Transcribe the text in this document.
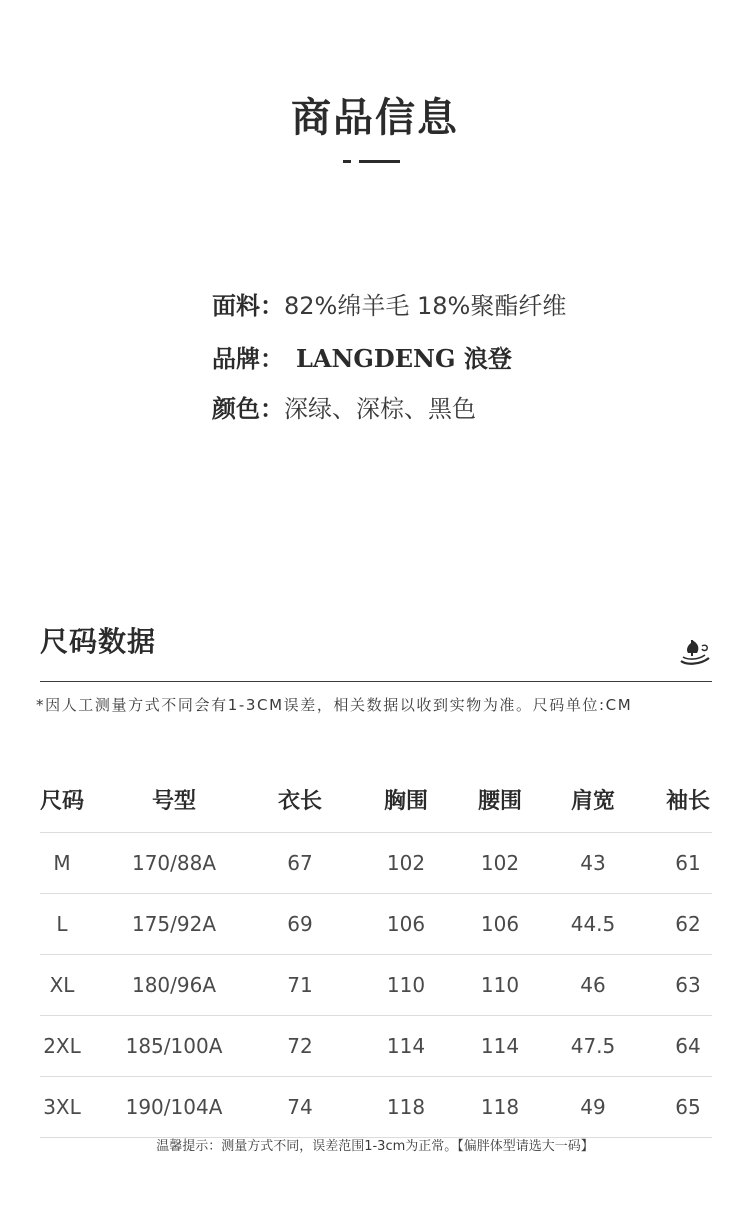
商品信息
面料：82%绵羊毛 18%聚酯纤维
品牌： LANGDENG 浪登
颜色：深绿、深棕、黑色
尺码数据
*因人工测量方式不同会有1-3CM误差，相关数据以收到实物为准。尺码单位:CM
尺码	号型	衣长	胸围 腰围 肩宽 袖长
M	170/88A	67	102	102	43	61
L	175/92A	69	106	106	44.5	62
XL	180/96A	71	110	110	46	63
2XL 185/100A	72	114	114	47.5	64
3XL 190/104A	74	118	118	49	65
温馨提示：测量方式不同，误差范围1-3cm为正常。【偏胖体型请选大一码】
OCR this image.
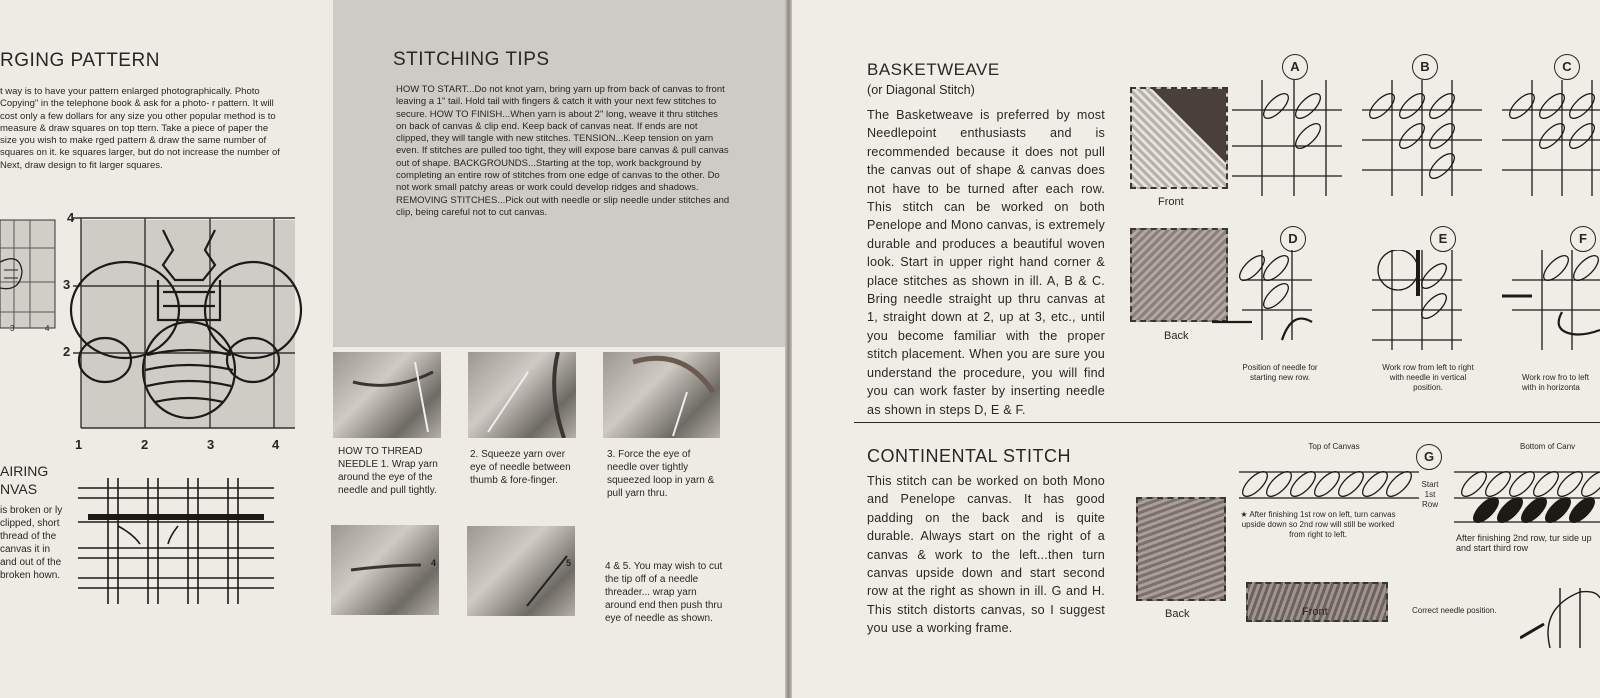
RGING PATTERN
t way is to have your pattern enlarged photographically. Photo Copying" in the telephone book & ask for a photo- r pattern. It will cost only a few dollars for any size you other popular method is to measure & draw squares on top ttern. Take a piece of paper the size you wish to make rged pattern & draw the same number of squares on it. ke squares larger, but do not increase the number of Next, draw design to fit larger squares.
3	4
4
3
2
1	2	3	4
AIRING
NVAS
is broken or ly clipped, short thread of the canvas it in and out of the broken hown.
STITCHING TIPS
HOW TO START...Do not knot yarn, bring yarn up from back of canvas to front leaving a 1" tail. Hold tail with fingers & catch it with your next few stitches to secure. HOW TO FINISH...When yarn is about 2" long, weave it thru stitches on back of canvas & clip end. Keep back of canvas neat. If ends are not clipped, they will tangle with new stitches. TENSION...Keep tension on yarn even. If stitches are pulled too tight, they will expose bare canvas & pull canvas out of shape. BACKGROUNDS...Starting at the top, work background by completing an entire row of stitches from one edge of canvas to the other. Do not work small patchy areas or work could develop ridges and shadows. REMOVING STITCHES...Pick out with needle or slip needle under stitches and clip, being careful not to cut canvas.
4	5
HOW TO THREAD NEEDLE 1. Wrap yarn around the eye of the needle and pull tightly.
2. Squeeze yarn over eye of needle between thumb & fore-finger.
3. Force the eye of needle over tightly squeezed loop in yarn & pull yarn thru.
4 & 5. You may wish to cut the tip off of a needle threader... wrap yarn around end then push thru eye of needle as shown.
BASKETWEAVE
(or Diagonal Stitch)
The Basketweave is preferred by most Needlepoint enthusiasts and is recommended because it does not pull the canvas out of shape & canvas does not have to be turned after each row. This stitch can be worked on both Penelope and Mono canvas, is extremely durable and produces a beautiful woven look. Start in upper right hand corner & place stitches as shown in ill. A, B & C. Bring needle straight up thru canvas at 1, straight down at 2, up at 3, etc., until you become familiar with the proper stitch placement. When you are sure you understand the procedure, you will find you can work faster by inserting needle as shown in steps D, E & F.
Front
Back
A	B	C
D	E	F
Position of needle for starting new row.
Work row from left to right with needle in vertical position.
Work row fro to left with in horizonta
CONTINENTAL STITCH
This stitch can be worked on both Mono and Penelope canvas. It has good padding on the back and is quite durable. Always start on the right of a canvas & work to the left...then turn canvas upside down and start second row at the right as shown in ill. G and H. This stitch distorts canvas, so I suggest you use a working frame.
Back	Front
Top of Canvas
G
Start 1st Row
★ After finishing 1st row on left, turn canvas upside down so 2nd row will still be worked from right to left.
Bottom of Canv
After finishing 2nd row, tur side up and start third row
Correct needle position.
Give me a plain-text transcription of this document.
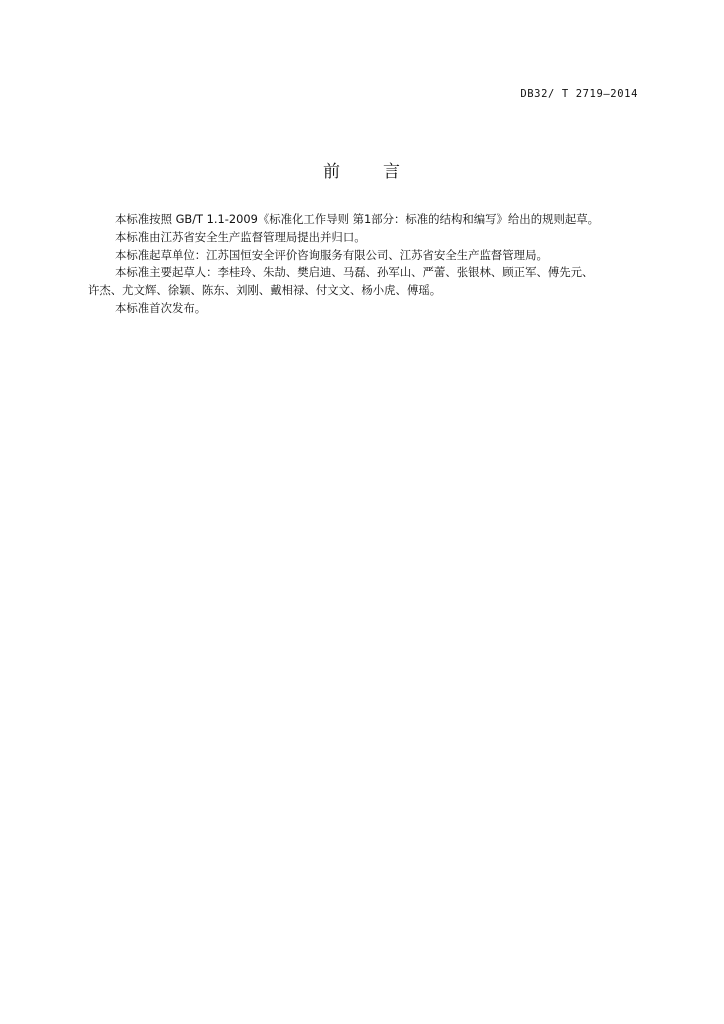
DB32/ T 2719—2014
前 言

本标准按照 GB/T 1.1-2009《标准化工作导则 第1部分：标准的结构和编写》给出的规则起草。

本标准由江苏省安全生产监督管理局提出并归口。

本标准起草单位：江苏国恒安全评价咨询服务有限公司、江苏省安全生产监督管理局。

本标准主要起草人：李桂玲、朱劼、樊启迪、马磊、孙军山、严蕾、张银林、顾正军、傅先元、

许杰、尤文辉、徐颖、陈东、刘刚、戴相禄、付文文、杨小虎、傅瑶。

本标准首次发布。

============================================================

WHAT THE TASK ASKS:
Repeat the data exactly in full, omitting its pictures.

FINISHED EXERCISE:
Transcribe the text in this document.
商品信息
面料：82%绵羊毛 18%聚酯纤维
品牌： LANGDENG 浪登
颜色：深绿、深棕、黑色
尺码数据
*因人工测量方式不同会有1-3CM误差，相关数据以收到实物为准。尺码单位:CM
尺码	号型	衣长	胸围 腰围 肩宽 袖长
M	170/88A	67	102	102	43	61
L	175/92A	69	106	106	44.5	62
XL	180/96A	71	110	110	46	63
2XL 185/100A	72	114	114	47.5	64
3XL 190/104A	74	118	118	49	65
温馨提示：测量方式不同，误差范围1-3cm为正常。【偏胖体型请选大一码】
OCR this image.
RGING PATTERN
t way is to have your pattern enlarged photographically. Photo Copying" in the telephone book & ask for a photo- r pattern. It will cost only a few dollars for any size you other popular method is to measure & draw squares on top ttern. Take a piece of paper the size you wish to make rged pattern & draw the same number of squares on it. ke squares larger, but do not increase the number of Next, draw design to fit larger squares.
3	4
4
3
2
1	2	3	4
AIRING
NVAS
is broken or ly clipped, short thread of the canvas it in and out of the broken hown.
STITCHING TIPS
HOW TO START...Do not knot yarn, bring yarn up from back of canvas to front leaving a 1" tail. Hold tail with fingers & catch it with your next few stitches to secure. HOW TO FINISH...When yarn is about 2" long, weave it thru stitches on back of canvas & clip end. Keep back of canvas neat. If ends are not clipped, they will tangle with new stitches. TENSION...Keep tension on yarn even. If stitches are pulled too tight, they will expose bare canvas & pull canvas out of shape. BACKGROUNDS...Starting at the top, work background by completing an entire row of stitches from one edge of canvas to the other. Do not work small patchy areas or work could develop ridges and shadows. REMOVING STITCHES...Pick out with needle or slip needle under stitches and clip, being careful not to cut canvas.
4	5
HOW TO THREAD NEEDLE 1. Wrap yarn around the eye of the needle and pull tightly.
2. Squeeze yarn over eye of needle between thumb & fore-finger.
3. Force the eye of needle over tightly squeezed loop in yarn & pull yarn thru.
4 & 5. You may wish to cut the tip off of a needle threader... wrap yarn around end then push thru eye of needle as shown.
BASKETWEAVE
(or Diagonal Stitch)
The Basketweave is preferred by most Needlepoint enthusiasts and is recommended because it does not pull the canvas out of shape & canvas does not have to be turned after each row. This stitch can be worked on both Penelope and Mono canvas, is extremely durable and produces a beautiful woven look. Start in upper right hand corner & place stitches as shown in ill. A, B & C. Bring needle straight up thru canvas at 1, straight down at 2, up at 3, etc., until you become familiar with the proper stitch placement. When you are sure you understand the procedure, you will find you can work faster by inserting needle as shown in steps D, E & F.
Front
Back
A	B	C
D	E	F
Position of needle for starting new row.
Work row from left to right with needle in vertical position.
Work row fro to left with in horizonta
CONTINENTAL STITCH
This stitch can be worked on both Mono and Penelope canvas. It has good padding on the back and is quite durable. Always start on the right of a canvas & work to the left...then turn canvas upside down and start second row at the right as shown in ill. G and H. This stitch distorts canvas, so I suggest you use a working frame.
Back	Front
Top of Canvas
G
Start 1st Row
★ After finishing 1st row on left, turn canvas upside down so 2nd row will still be worked from right to left.
Bottom of Canv
After finishing 2nd row, tur side up and start third row
Correct needle position.
Give me a plain-text transcription of this document.
DB32/ T 2719—2014
前 言

本标准按照 GB/T 1.1-2009《标准化工作导则 第1部分：标准的结构和编写》给出的规则起草。

本标准由江苏省安全生产监督管理局提出并归口。

本标准起草单位：江苏国恒安全评价咨询服务有限公司、江苏省安全生产监督管理局。

本标准主要起草人：李桂玲、朱劼、樊启迪、马磊、孙军山、严蕾、张银林、顾正军、傅先元、

许杰、尤文辉、徐颖、陈东、刘刚、戴相禄、付文文、杨小虎、傅瑶。

本标准首次发布。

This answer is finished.